Written request ▸
Transcribe the listing below word for word.

(Stored data entries)
↓

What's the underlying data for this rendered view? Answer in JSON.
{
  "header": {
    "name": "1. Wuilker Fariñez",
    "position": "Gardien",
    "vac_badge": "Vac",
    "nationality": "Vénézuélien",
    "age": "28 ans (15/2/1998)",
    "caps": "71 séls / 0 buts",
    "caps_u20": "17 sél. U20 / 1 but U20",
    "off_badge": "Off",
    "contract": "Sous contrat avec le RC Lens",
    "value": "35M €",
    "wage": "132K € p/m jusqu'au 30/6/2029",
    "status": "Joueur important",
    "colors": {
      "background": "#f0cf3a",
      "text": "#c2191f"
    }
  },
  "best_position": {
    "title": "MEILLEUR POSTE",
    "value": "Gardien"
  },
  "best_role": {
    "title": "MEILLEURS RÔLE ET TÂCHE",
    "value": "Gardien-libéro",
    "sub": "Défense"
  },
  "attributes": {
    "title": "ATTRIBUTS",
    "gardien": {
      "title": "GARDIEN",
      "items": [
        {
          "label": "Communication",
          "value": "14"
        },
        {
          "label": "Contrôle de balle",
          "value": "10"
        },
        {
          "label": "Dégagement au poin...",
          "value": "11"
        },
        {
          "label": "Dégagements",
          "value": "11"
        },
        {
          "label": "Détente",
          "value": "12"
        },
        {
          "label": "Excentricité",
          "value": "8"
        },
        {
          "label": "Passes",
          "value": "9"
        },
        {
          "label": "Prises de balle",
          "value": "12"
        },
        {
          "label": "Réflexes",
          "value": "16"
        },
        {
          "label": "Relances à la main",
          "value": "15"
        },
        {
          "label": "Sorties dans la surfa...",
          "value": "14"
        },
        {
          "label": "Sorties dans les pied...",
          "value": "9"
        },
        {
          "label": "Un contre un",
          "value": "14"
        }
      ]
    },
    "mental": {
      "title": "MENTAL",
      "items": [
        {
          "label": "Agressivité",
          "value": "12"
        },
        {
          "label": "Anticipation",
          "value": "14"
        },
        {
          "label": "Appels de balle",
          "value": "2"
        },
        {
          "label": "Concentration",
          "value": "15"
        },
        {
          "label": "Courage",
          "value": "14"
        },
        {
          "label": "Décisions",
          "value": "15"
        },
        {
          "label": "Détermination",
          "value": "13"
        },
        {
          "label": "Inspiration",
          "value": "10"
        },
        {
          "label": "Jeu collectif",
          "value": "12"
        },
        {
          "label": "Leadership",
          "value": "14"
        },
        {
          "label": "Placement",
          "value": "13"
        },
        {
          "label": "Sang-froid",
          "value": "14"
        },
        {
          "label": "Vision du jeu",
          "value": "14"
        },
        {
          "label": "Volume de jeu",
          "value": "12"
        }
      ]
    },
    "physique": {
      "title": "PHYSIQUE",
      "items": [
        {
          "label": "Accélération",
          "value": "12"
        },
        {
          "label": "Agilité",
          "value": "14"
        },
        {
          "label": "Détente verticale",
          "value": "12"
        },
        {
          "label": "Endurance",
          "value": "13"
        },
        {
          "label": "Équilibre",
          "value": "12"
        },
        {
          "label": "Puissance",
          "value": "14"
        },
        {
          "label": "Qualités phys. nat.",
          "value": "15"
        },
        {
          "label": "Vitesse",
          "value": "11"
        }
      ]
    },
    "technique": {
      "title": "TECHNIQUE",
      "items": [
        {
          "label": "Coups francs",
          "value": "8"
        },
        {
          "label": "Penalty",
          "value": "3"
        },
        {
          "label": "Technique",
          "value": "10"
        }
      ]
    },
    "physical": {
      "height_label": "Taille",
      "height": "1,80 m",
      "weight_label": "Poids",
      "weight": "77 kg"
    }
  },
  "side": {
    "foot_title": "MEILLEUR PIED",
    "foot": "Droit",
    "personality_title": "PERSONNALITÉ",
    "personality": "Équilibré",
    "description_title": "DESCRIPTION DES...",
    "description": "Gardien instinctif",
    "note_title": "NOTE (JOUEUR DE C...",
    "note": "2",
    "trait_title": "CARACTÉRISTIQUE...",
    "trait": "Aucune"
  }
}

↑

Solution to the exercise ▸
What's the underlying data for this rendered view? Answer in JSON.
{
  "header": {
    "name": "1. Wuilker Fariñez",
    "position": "Gardien",
    "vac_badge": "Vac",
    "nationality": "Vénézuélien",
    "age": "28 ans (15/2/1998)",
    "caps": "71 séls / 0 buts",
    "caps_u20": "17 sél. U20 / 1 but U20",
    "off_badge": "Off",
    "contract": "Sous contrat avec le RC Lens",
    "value": "35M €",
    "wage": "132K € p/m jusqu'au 30/6/2029",
    "status": "Joueur important",
    "colors": {
      "background": "#f0cf3a",
      "text": "#c2191f"
    }
  },
  "best_position": {
    "title": "MEILLEUR POSTE",
    "value": "Gardien"
  },
  "best_role": {
    "title": "MEILLEURS RÔLE ET TÂCHE",
    "value": "Gardien-libéro",
    "sub": "Défense"
  },
  "attributes": {
    "title": "ATTRIBUTS",
    "gardien": {
      "title": "GARDIEN",
      "items": [
        {
          "label": "Communication",
          "value": "14"
        },
        {
          "label": "Contrôle de balle",
          "value": "10"
        },
        {
          "label": "Dégagement au poin...",
          "value": "11"
        },
        {
          "label": "Dégagements",
          "value": "11"
        },
        {
          "label": "Détente",
          "value": "12"
        },
        {
          "label": "Excentricité",
          "value": "8"
        },
        {
          "label": "Passes",
          "value": "9"
        },
        {
          "label": "Prises de balle",
          "value": "12"
        },
        {
          "label": "Réflexes",
          "value": "16"
        },
        {
          "label": "Relances à la main",
          "value": "15"
        },
        {
          "label": "Sorties dans la surfa...",
          "value": "14"
        },
        {
          "label": "Sorties dans les pied...",
          "value": "9"
        },
        {
          "label": "Un contre un",
          "value": "14"
        }
      ]
    },
    "mental": {
      "title": "MENTAL",
      "items": [
        {
          "label": "Agressivité",
          "value": "12"
        },
        {
          "label": "Anticipation",
          "value": "14"
        },
        {
          "label": "Appels de balle",
          "value": "2"
        },
        {
          "label": "Concentration",
          "value": "15"
        },
        {
          "label": "Courage",
          "value": "14"
        },
        {
          "label": "Décisions",
          "value": "15"
        },
        {
          "label": "Détermination",
          "value": "13"
        },
        {
          "label": "Inspiration",
          "value": "10"
        },
        {
          "label": "Jeu collectif",
          "value": "12"
        },
        {
          "label": "Leadership",
          "value": "14"
        },
        {
          "label": "Placement",
          "value": "13"
        },
        {
          "label": "Sang-froid",
          "value": "14"
        },
        {
          "label": "Vision du jeu",
          "value": "14"
        },
        {
          "label": "Volume de jeu",
          "value": "12"
        }
      ]
    },
    "physique": {
      "title": "PHYSIQUE",
      "items": [
        {
          "label": "Accélération",
          "value": "12"
        },
        {
          "label": "Agilité",
          "value": "14"
        },
        {
          "label": "Détente verticale",
          "value": "12"
        },
        {
          "label": "Endurance",
          "value": "13"
        },
        {
          "label": "Équilibre",
          "value": "12"
        },
        {
          "label": "Puissance",
          "value": "14"
        },
        {
          "label": "Qualités phys. nat.",
          "value": "15"
        },
        {
          "label": "Vitesse",
          "value": "11"
        }
      ]
    },
    "technique": {
      "title": "TECHNIQUE",
      "items": [
        {
          "label": "Coups francs",
          "value": "8"
        },
        {
          "label": "Penalty",
          "value": "3"
        },
        {
          "label": "Technique",
          "value": "10"
        }
      ]
    },
    "physical": {
      "height_label": "Taille",
      "height": "1,80 m",
      "weight_label": "Poids",
      "weight": "77 kg"
    }
  },
  "side": {
    "foot_title": "MEILLEUR PIED",
    "foot": "Droit",
    "personality_title": "PERSONNALITÉ",
    "personality": "Équilibré",
    "description_title": "DESCRIPTION DES...",
    "description": "Gardien instinctif",
    "note_title": "NOTE (JOUEUR DE C...",
    "note": "2",
    "trait_title": "CARACTÉRISTIQUE...",
    "trait": "Aucune"
  }
}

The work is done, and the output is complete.